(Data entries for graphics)
◆ ◆ ◆ ◆ ◆

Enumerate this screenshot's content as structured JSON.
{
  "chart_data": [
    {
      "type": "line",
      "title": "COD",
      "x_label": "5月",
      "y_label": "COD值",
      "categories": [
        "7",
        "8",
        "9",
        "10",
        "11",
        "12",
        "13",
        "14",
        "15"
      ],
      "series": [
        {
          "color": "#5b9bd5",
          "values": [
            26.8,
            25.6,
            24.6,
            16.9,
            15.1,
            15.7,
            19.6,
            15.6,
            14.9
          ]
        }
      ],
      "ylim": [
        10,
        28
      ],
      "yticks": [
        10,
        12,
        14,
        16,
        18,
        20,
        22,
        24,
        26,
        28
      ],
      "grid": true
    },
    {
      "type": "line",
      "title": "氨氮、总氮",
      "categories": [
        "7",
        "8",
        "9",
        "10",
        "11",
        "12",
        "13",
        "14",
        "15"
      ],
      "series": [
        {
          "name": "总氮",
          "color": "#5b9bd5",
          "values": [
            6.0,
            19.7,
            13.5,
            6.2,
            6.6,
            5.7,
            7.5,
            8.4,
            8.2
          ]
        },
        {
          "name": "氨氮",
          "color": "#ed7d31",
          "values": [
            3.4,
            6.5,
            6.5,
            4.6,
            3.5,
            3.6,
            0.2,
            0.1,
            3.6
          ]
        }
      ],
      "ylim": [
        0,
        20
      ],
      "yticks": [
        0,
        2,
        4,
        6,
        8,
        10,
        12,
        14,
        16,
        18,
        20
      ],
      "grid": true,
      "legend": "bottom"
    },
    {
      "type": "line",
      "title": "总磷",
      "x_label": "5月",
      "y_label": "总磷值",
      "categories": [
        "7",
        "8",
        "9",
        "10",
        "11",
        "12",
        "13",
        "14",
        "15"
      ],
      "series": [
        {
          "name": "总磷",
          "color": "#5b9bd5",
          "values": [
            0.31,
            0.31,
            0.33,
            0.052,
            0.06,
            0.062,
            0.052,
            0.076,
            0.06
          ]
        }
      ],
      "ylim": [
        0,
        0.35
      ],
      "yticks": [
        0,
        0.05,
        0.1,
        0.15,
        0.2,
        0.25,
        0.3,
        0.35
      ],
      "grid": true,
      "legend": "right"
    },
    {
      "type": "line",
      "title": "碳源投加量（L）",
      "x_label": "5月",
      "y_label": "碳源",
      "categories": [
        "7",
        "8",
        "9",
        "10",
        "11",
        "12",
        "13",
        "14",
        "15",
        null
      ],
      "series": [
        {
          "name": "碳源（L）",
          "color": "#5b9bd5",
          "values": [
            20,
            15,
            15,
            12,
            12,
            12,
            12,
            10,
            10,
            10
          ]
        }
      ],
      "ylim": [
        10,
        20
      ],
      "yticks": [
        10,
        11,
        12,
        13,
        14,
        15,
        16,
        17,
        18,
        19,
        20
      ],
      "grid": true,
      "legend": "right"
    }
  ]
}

◆ ◆ ◆ ◆ ◆

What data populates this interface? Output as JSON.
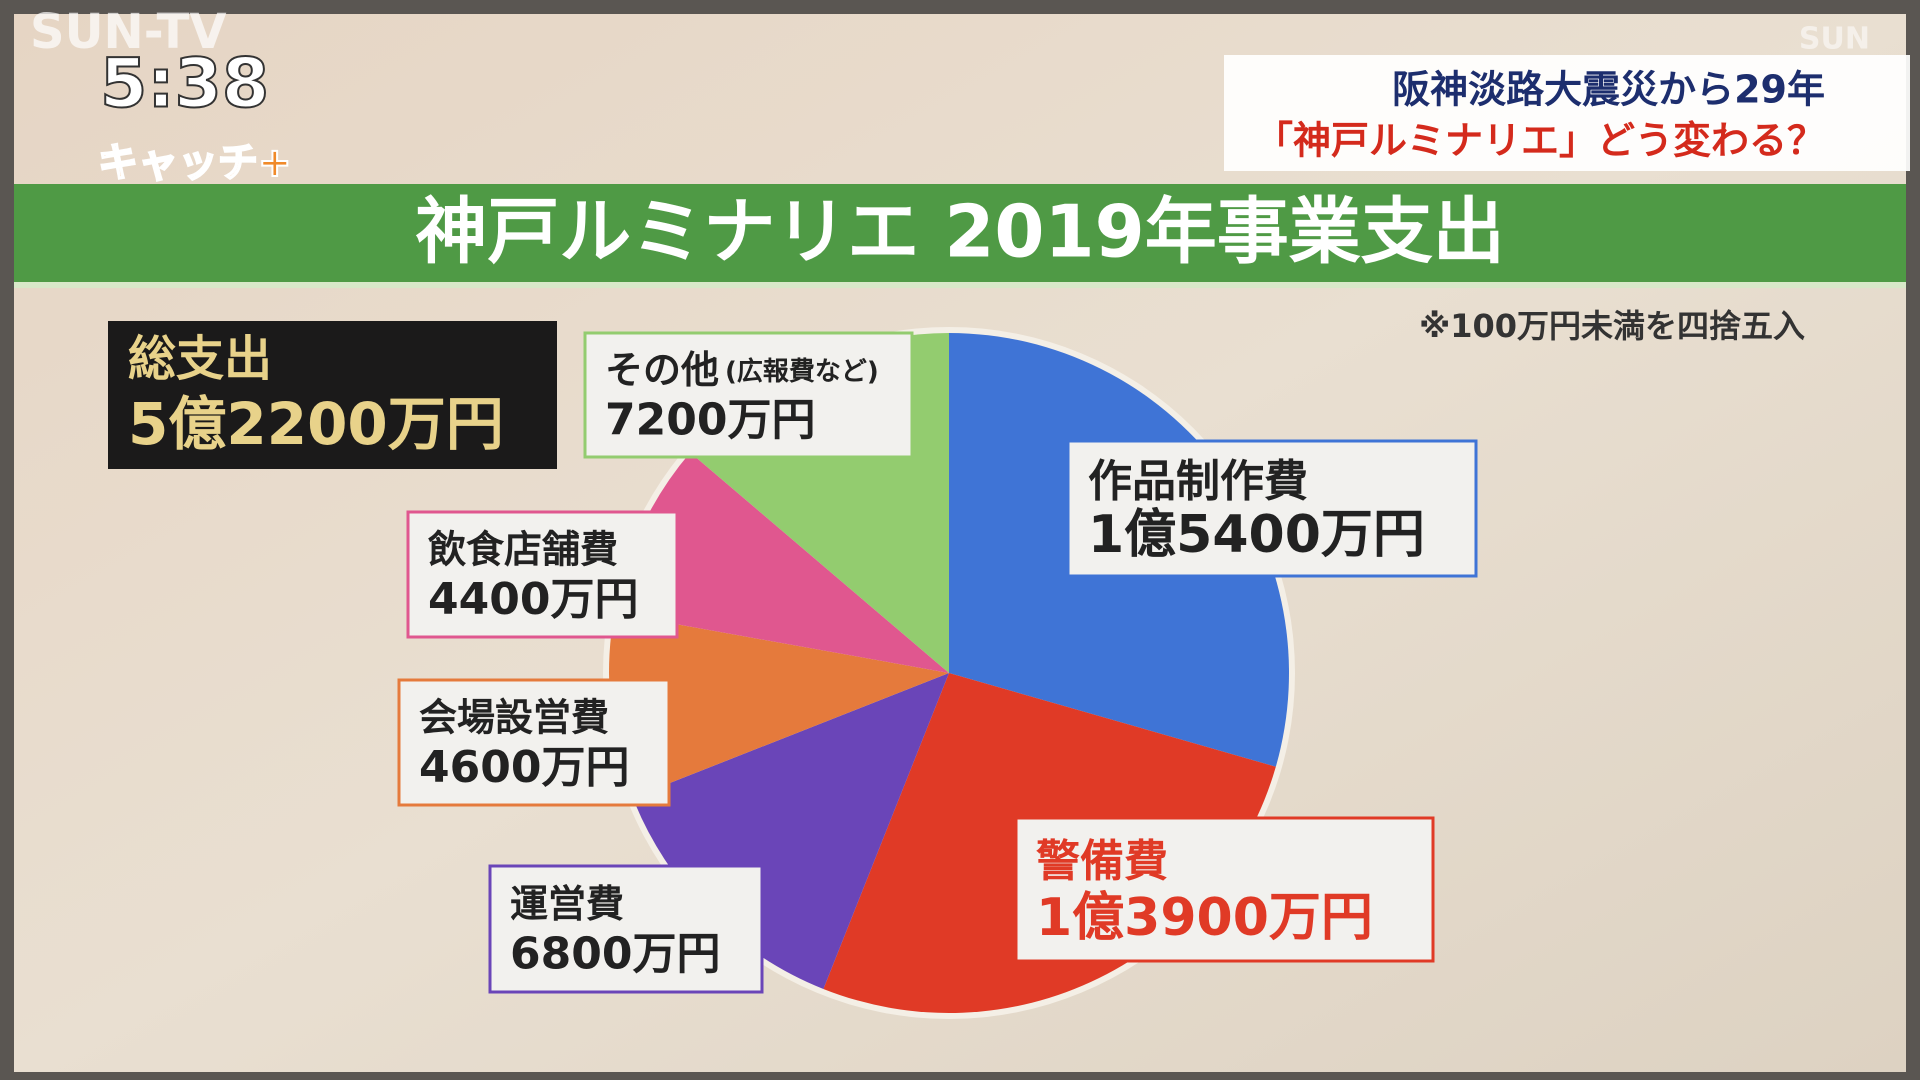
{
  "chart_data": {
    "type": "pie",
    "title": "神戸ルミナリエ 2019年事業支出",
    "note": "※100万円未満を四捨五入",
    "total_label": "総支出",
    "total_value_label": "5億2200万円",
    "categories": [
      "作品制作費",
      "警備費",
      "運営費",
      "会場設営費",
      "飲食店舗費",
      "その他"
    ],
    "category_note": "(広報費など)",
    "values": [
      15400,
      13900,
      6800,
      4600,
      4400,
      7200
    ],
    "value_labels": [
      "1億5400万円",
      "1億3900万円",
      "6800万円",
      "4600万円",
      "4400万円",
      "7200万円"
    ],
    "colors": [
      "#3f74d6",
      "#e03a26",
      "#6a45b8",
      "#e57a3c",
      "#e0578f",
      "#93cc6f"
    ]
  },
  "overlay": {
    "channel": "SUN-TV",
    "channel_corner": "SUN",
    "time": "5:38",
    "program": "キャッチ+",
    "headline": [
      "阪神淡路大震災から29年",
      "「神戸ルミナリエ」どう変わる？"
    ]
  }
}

◆ ◆ ◆ ◆ ◆

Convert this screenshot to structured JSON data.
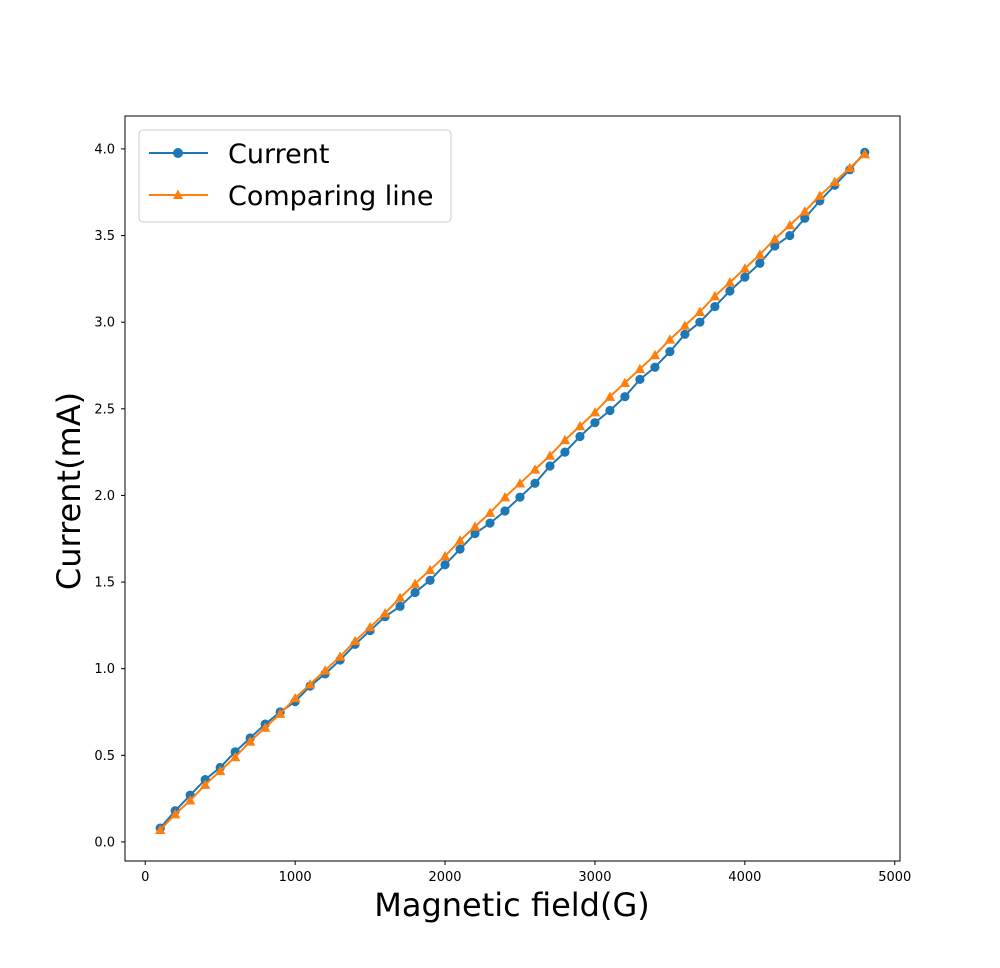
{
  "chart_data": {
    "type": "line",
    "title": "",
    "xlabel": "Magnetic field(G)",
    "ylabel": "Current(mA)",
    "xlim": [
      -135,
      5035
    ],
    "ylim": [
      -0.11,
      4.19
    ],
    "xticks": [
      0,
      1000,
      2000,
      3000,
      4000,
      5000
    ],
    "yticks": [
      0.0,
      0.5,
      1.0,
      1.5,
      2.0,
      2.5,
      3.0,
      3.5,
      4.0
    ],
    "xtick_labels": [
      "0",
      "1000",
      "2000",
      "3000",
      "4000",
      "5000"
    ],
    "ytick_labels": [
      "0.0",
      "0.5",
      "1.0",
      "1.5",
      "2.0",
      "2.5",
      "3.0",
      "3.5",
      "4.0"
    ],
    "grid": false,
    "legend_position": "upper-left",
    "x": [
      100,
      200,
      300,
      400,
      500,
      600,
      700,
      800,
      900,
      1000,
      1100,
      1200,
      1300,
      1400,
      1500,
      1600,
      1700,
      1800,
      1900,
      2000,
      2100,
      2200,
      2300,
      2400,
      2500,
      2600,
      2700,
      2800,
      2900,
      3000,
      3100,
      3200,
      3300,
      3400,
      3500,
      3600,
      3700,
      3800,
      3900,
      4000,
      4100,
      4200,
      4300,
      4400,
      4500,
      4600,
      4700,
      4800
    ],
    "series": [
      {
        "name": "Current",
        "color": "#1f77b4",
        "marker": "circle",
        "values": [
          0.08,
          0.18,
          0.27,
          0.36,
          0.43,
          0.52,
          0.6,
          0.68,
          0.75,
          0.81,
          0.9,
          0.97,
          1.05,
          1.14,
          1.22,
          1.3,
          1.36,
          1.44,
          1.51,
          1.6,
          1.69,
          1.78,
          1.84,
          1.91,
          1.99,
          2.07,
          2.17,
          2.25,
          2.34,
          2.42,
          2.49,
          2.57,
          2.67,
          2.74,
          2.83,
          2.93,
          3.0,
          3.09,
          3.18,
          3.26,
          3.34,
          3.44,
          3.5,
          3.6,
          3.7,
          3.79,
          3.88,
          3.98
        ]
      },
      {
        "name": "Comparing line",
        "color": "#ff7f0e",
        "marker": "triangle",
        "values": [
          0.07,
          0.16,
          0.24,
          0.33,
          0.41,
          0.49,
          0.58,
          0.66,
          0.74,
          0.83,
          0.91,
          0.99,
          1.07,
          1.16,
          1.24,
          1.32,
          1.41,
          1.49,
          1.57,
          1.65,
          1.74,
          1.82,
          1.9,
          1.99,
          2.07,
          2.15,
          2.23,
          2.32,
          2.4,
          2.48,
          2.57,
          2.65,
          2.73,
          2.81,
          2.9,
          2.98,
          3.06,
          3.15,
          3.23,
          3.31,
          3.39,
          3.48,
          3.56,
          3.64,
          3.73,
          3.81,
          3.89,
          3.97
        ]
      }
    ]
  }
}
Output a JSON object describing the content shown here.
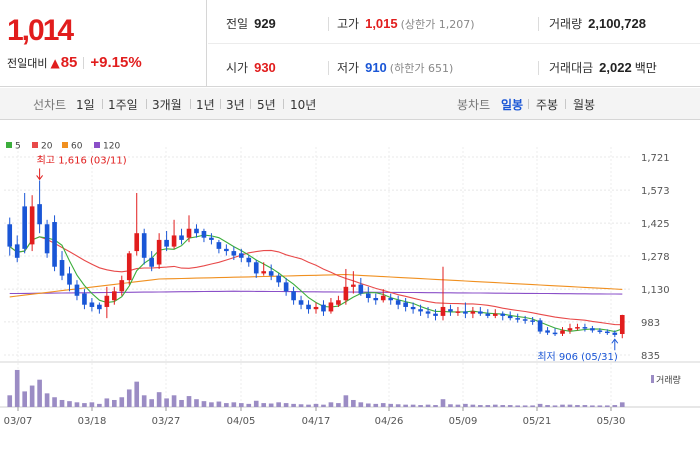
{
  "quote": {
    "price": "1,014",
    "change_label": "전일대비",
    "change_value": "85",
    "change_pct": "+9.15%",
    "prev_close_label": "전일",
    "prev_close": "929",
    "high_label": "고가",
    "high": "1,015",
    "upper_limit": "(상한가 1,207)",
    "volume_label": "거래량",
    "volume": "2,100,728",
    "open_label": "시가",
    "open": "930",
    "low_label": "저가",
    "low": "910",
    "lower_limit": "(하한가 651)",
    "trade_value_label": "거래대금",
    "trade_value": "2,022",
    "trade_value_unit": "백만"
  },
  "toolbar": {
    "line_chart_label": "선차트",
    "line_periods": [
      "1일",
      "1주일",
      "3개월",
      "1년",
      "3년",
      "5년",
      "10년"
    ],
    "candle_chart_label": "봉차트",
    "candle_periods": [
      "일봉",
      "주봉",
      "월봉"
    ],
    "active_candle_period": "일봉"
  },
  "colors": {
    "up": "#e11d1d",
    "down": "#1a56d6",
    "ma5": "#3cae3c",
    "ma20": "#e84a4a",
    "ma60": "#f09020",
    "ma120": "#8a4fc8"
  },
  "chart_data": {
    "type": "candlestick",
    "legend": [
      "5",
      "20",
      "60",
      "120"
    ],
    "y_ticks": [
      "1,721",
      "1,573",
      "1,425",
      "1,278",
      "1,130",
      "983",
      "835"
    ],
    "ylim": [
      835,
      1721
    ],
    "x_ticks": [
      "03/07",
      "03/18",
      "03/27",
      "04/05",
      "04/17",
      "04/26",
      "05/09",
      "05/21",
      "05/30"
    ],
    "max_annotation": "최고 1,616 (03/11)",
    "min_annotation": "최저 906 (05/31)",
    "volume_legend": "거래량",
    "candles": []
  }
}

◆ ◆ ◆ ◆ ◆

▶ [WHAT YOU WILL DO] Pick out each line containing "name" and report it.

▶ [TASK ANSWER]
          "name": "总氮",
          "name": "氨氮",
          "name": "总磷",
          "name": "碳源（L）",
        "name": "Current",
        "name": "Comparing line",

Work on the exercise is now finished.